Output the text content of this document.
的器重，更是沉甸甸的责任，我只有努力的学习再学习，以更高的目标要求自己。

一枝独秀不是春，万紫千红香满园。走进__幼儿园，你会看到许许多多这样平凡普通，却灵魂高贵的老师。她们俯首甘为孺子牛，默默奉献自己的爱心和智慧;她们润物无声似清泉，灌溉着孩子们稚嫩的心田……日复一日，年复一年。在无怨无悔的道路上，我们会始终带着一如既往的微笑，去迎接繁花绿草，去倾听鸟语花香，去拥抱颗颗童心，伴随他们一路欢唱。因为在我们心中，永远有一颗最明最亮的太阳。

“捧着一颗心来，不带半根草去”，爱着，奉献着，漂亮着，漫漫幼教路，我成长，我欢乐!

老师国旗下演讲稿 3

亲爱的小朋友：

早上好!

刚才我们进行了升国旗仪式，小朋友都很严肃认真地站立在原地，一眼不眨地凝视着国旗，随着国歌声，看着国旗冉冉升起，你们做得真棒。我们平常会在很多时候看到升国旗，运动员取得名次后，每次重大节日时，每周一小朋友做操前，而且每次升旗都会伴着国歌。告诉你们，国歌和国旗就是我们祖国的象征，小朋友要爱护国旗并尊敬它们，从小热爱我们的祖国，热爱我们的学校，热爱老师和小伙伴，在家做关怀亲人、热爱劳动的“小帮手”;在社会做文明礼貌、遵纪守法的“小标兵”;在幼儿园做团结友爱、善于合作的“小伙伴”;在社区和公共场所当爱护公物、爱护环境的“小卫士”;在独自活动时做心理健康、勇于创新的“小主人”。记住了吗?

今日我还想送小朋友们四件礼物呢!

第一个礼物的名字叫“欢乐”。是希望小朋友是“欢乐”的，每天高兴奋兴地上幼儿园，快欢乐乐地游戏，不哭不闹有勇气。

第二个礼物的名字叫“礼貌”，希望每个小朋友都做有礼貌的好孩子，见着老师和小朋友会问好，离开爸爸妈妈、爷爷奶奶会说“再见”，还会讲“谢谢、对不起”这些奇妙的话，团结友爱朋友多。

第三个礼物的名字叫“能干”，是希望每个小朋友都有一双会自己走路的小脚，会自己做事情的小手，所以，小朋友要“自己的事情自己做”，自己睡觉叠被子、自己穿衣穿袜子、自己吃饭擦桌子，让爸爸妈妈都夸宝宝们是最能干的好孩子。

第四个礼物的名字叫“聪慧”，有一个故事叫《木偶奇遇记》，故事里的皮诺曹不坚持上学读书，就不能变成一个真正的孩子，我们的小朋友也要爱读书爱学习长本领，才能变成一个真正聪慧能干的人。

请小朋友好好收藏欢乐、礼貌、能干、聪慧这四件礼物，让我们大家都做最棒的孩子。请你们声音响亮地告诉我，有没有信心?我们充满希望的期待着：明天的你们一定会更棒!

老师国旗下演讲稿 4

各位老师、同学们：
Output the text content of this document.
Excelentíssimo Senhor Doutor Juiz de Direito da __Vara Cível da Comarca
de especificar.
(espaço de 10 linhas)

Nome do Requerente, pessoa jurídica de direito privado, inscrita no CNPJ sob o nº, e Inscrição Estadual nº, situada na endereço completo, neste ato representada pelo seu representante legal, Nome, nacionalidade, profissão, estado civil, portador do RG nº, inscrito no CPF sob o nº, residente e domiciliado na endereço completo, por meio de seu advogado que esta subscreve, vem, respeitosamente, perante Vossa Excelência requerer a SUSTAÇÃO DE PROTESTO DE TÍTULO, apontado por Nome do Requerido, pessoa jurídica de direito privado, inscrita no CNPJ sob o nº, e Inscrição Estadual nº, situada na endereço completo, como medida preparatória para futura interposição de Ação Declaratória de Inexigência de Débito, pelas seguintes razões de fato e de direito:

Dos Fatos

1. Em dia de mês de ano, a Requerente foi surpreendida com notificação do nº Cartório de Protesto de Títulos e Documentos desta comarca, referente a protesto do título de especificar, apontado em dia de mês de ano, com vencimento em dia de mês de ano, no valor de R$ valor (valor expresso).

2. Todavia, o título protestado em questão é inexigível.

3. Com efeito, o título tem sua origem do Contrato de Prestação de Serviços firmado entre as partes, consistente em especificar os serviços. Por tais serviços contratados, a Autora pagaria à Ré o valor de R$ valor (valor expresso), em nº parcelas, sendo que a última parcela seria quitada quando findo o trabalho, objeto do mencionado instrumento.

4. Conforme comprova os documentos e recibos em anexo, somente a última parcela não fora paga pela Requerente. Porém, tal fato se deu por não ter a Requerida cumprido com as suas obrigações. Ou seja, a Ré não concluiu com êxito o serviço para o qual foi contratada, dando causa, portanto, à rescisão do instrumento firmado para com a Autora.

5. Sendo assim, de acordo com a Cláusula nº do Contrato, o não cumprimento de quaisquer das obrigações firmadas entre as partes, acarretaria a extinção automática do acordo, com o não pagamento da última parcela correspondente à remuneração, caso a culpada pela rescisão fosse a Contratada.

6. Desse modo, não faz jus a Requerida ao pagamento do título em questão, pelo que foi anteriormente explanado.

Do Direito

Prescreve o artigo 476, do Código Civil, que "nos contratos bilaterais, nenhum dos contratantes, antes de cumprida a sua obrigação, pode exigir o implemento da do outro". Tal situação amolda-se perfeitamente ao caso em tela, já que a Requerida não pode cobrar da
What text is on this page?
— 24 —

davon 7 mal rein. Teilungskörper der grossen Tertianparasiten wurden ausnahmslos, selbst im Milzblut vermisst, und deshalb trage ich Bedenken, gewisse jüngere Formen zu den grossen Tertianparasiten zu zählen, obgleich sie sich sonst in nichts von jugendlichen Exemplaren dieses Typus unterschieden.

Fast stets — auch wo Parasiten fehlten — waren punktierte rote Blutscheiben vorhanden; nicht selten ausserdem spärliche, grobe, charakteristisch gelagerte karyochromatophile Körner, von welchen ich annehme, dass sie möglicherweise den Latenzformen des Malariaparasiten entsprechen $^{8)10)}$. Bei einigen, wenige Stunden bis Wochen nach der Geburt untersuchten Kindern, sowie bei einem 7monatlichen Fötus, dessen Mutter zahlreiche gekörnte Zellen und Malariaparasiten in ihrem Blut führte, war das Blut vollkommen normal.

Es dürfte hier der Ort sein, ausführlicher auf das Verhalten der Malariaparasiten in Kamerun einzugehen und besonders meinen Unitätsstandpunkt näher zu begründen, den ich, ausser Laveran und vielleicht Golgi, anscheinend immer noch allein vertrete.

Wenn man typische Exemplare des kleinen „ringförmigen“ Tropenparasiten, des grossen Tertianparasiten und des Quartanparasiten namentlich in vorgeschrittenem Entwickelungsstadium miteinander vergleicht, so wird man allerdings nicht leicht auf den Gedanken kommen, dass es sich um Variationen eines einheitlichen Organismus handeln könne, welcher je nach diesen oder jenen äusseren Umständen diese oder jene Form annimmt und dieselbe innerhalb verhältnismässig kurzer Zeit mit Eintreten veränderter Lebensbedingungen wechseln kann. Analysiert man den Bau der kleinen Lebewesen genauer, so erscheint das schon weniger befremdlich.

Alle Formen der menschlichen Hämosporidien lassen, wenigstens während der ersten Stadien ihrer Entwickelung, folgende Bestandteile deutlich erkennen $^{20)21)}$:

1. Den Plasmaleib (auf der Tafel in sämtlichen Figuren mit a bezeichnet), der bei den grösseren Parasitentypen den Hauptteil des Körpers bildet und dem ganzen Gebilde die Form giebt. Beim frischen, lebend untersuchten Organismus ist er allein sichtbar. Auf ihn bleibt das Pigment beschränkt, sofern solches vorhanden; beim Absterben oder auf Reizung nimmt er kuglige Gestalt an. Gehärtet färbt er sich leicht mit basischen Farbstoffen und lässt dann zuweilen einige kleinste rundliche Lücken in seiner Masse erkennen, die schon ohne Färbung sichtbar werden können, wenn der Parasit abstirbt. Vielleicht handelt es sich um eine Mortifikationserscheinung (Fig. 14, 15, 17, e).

━━━━━━━━━━━━━━━━━━━━━━━━━━━━━━

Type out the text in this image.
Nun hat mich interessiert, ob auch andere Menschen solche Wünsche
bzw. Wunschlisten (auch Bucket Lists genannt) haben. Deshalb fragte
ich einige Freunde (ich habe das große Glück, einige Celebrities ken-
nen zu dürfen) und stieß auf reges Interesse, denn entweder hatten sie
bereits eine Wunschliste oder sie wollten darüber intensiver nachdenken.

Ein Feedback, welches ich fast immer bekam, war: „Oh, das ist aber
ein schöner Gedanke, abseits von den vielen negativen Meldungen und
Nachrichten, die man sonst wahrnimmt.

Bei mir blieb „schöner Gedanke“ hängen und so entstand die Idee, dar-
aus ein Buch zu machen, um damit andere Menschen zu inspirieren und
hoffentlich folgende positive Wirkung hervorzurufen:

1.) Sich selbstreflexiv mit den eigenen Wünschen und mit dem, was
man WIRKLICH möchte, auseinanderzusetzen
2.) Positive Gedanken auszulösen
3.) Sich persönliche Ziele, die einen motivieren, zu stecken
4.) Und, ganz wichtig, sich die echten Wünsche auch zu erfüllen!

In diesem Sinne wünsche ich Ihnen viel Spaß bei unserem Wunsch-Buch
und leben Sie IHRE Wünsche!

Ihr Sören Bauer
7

━━━━━━━━━━━━━━━━━━━━━━━━━━━━━━

> _Problem to solve_
In the records, locate each line holding the string "Requerida" and copy it.

> _Finished task_
4. Conforme comprova os documentos e recibos em anexo, somente a última parcela não fora paga pela Requerente. Porém, tal fato se deu por não ter a Requerida cumprido com as suas obrigações. Ou seja, a Ré não concluiu com êxito o serviço para o qual foi contratada, dando causa, portanto, à rescisão do instrumento firmado para com a Autora.
6. Desse modo, não faz jus a Requerida ao pagamento do título em questão, pelo que foi anteriormente explanado.
Prescreve o artigo 476, do Código Civil, que "nos contratos bilaterais, nenhum dos contratantes, antes de cumprida a sua obrigação, pode exigir o implemento da do outro". Tal situação amolda-se perfeitamente ao caso em tela, já que a Requerida não pode cobrar da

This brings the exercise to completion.